(Records contained in a dataset)
++++++++++

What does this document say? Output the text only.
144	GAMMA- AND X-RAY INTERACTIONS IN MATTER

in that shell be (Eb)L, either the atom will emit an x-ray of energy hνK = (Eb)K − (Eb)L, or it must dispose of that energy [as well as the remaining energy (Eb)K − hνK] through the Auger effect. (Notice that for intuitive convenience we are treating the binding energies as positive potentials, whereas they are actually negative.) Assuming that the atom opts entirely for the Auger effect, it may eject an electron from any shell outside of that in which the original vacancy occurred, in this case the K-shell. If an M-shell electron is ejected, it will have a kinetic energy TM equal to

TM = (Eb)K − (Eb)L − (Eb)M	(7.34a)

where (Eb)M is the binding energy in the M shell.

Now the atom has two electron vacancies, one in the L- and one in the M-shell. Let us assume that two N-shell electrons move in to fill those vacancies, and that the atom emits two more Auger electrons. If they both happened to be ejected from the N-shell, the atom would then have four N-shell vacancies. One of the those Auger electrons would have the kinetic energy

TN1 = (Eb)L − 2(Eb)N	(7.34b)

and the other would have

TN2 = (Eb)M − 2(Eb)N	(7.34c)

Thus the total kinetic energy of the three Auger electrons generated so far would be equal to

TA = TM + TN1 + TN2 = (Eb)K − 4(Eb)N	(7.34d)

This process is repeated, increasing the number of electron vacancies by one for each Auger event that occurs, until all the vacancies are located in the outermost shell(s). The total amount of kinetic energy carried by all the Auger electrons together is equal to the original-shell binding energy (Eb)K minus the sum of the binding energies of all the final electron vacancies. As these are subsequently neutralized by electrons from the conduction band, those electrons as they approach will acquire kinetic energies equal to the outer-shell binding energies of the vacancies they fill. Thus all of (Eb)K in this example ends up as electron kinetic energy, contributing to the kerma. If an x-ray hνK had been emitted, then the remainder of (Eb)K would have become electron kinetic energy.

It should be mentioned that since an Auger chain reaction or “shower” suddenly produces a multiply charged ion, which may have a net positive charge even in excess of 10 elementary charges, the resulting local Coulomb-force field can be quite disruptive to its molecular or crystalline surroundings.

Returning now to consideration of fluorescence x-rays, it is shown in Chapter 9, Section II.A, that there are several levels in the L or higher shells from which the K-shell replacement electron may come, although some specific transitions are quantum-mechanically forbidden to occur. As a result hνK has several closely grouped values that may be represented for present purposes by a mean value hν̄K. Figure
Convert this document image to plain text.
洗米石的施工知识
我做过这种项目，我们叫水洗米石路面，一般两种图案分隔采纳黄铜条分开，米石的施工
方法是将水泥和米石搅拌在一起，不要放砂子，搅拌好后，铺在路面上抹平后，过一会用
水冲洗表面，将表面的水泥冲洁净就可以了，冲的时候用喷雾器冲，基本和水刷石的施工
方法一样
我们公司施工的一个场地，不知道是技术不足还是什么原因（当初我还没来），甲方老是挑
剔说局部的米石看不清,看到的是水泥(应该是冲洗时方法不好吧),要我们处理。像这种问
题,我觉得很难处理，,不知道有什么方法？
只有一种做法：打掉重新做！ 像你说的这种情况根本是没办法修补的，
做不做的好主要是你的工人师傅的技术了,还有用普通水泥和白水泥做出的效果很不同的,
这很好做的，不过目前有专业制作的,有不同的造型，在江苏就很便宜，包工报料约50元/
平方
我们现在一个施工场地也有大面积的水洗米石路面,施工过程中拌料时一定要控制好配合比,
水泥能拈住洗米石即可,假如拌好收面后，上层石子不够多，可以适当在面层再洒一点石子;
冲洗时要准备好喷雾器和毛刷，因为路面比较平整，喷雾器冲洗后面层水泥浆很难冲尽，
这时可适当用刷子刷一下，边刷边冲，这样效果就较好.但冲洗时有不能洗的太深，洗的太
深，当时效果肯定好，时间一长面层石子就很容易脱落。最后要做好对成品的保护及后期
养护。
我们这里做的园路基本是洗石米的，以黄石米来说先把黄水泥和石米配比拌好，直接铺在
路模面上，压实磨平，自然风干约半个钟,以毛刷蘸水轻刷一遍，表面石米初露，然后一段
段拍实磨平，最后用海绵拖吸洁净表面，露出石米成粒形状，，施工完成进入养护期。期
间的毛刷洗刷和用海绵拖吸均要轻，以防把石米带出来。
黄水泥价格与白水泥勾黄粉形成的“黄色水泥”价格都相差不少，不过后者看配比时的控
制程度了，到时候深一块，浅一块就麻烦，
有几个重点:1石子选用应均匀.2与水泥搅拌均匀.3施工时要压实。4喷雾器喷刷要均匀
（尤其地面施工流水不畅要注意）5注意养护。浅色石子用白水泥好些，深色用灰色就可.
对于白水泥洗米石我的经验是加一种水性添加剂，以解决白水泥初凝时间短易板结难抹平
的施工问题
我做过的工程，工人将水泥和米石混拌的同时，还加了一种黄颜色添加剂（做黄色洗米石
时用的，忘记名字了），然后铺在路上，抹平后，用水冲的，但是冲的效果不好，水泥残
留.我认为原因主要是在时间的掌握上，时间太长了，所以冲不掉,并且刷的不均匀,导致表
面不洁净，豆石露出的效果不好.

++++++++++

## What you have to do:
Copy the material above, line for line.

## Complete answer:
What does this document say? Output the text only.
144	GAMMA- AND X-RAY INTERACTIONS IN MATTER

in that shell be (Eb)L, either the atom will emit an x-ray of energy hνK = (Eb)K − (Eb)L, or it must dispose of that energy [as well as the remaining energy (Eb)K − hνK] through the Auger effect. (Notice that for intuitive convenience we are treating the binding energies as positive potentials, whereas they are actually negative.) Assuming that the atom opts entirely for the Auger effect, it may eject an electron from any shell outside of that in which the original vacancy occurred, in this case the K-shell. If an M-shell electron is ejected, it will have a kinetic energy TM equal to

TM = (Eb)K − (Eb)L − (Eb)M	(7.34a)

where (Eb)M is the binding energy in the M shell.

Now the atom has two electron vacancies, one in the L- and one in the M-shell. Let us assume that two N-shell electrons move in to fill those vacancies, and that the atom emits two more Auger electrons. If they both happened to be ejected from the N-shell, the atom would then have four N-shell vacancies. One of the those Auger electrons would have the kinetic energy

TN1 = (Eb)L − 2(Eb)N	(7.34b)

and the other would have

TN2 = (Eb)M − 2(Eb)N	(7.34c)

Thus the total kinetic energy of the three Auger electrons generated so far would be equal to

TA = TM + TN1 + TN2 = (Eb)K − 4(Eb)N	(7.34d)

This process is repeated, increasing the number of electron vacancies by one for each Auger event that occurs, until all the vacancies are located in the outermost shell(s). The total amount of kinetic energy carried by all the Auger electrons together is equal to the original-shell binding energy (Eb)K minus the sum of the binding energies of all the final electron vacancies. As these are subsequently neutralized by electrons from the conduction band, those electrons as they approach will acquire kinetic energies equal to the outer-shell binding energies of the vacancies they fill. Thus all of (Eb)K in this example ends up as electron kinetic energy, contributing to the kerma. If an x-ray hνK had been emitted, then the remainder of (Eb)K would have become electron kinetic energy.

It should be mentioned that since an Auger chain reaction or “shower” suddenly produces a multiply charged ion, which may have a net positive charge even in excess of 10 elementary charges, the resulting local Coulomb-force field can be quite disruptive to its molecular or crystalline surroundings.

Returning now to consideration of fluorescence x-rays, it is shown in Chapter 9, Section II.A, that there are several levels in the L or higher shells from which the K-shell replacement electron may come, although some specific transitions are quantum-mechanically forbidden to occur. As a result hνK has several closely grouped values that may be represented for present purposes by a mean value hν̄K. Figure
Convert this document image to plain text.
洗米石的施工知识
我做过这种项目，我们叫水洗米石路面，一般两种图案分隔采纳黄铜条分开，米石的施工
方法是将水泥和米石搅拌在一起，不要放砂子，搅拌好后，铺在路面上抹平后，过一会用
水冲洗表面，将表面的水泥冲洁净就可以了，冲的时候用喷雾器冲，基本和水刷石的施工
方法一样
我们公司施工的一个场地，不知道是技术不足还是什么原因（当初我还没来），甲方老是挑
剔说局部的米石看不清,看到的是水泥(应该是冲洗时方法不好吧),要我们处理。像这种问
题,我觉得很难处理，,不知道有什么方法？
只有一种做法：打掉重新做！ 像你说的这种情况根本是没办法修补的，
做不做的好主要是你的工人师傅的技术了,还有用普通水泥和白水泥做出的效果很不同的,
这很好做的，不过目前有专业制作的,有不同的造型，在江苏就很便宜，包工报料约50元/
平方
我们现在一个施工场地也有大面积的水洗米石路面,施工过程中拌料时一定要控制好配合比,
水泥能拈住洗米石即可,假如拌好收面后，上层石子不够多，可以适当在面层再洒一点石子;
冲洗时要准备好喷雾器和毛刷，因为路面比较平整，喷雾器冲洗后面层水泥浆很难冲尽，
这时可适当用刷子刷一下，边刷边冲，这样效果就较好.但冲洗时有不能洗的太深，洗的太
深，当时效果肯定好，时间一长面层石子就很容易脱落。最后要做好对成品的保护及后期
养护。
我们这里做的园路基本是洗石米的，以黄石米来说先把黄水泥和石米配比拌好，直接铺在
路模面上，压实磨平，自然风干约半个钟,以毛刷蘸水轻刷一遍，表面石米初露，然后一段
段拍实磨平，最后用海绵拖吸洁净表面，露出石米成粒形状，，施工完成进入养护期。期
间的毛刷洗刷和用海绵拖吸均要轻，以防把石米带出来。
黄水泥价格与白水泥勾黄粉形成的“黄色水泥”价格都相差不少，不过后者看配比时的控
制程度了，到时候深一块，浅一块就麻烦，
有几个重点:1石子选用应均匀.2与水泥搅拌均匀.3施工时要压实。4喷雾器喷刷要均匀
（尤其地面施工流水不畅要注意）5注意养护。浅色石子用白水泥好些，深色用灰色就可.
对于白水泥洗米石我的经验是加一种水性添加剂，以解决白水泥初凝时间短易板结难抹平
的施工问题
我做过的工程，工人将水泥和米石混拌的同时，还加了一种黄颜色添加剂（做黄色洗米石
时用的，忘记名字了），然后铺在路上，抹平后，用水冲的，但是冲的效果不好，水泥残
留.我认为原因主要是在时间的掌握上，时间太长了，所以冲不掉,并且刷的不均匀,导致表
面不洁净，豆石露出的效果不好.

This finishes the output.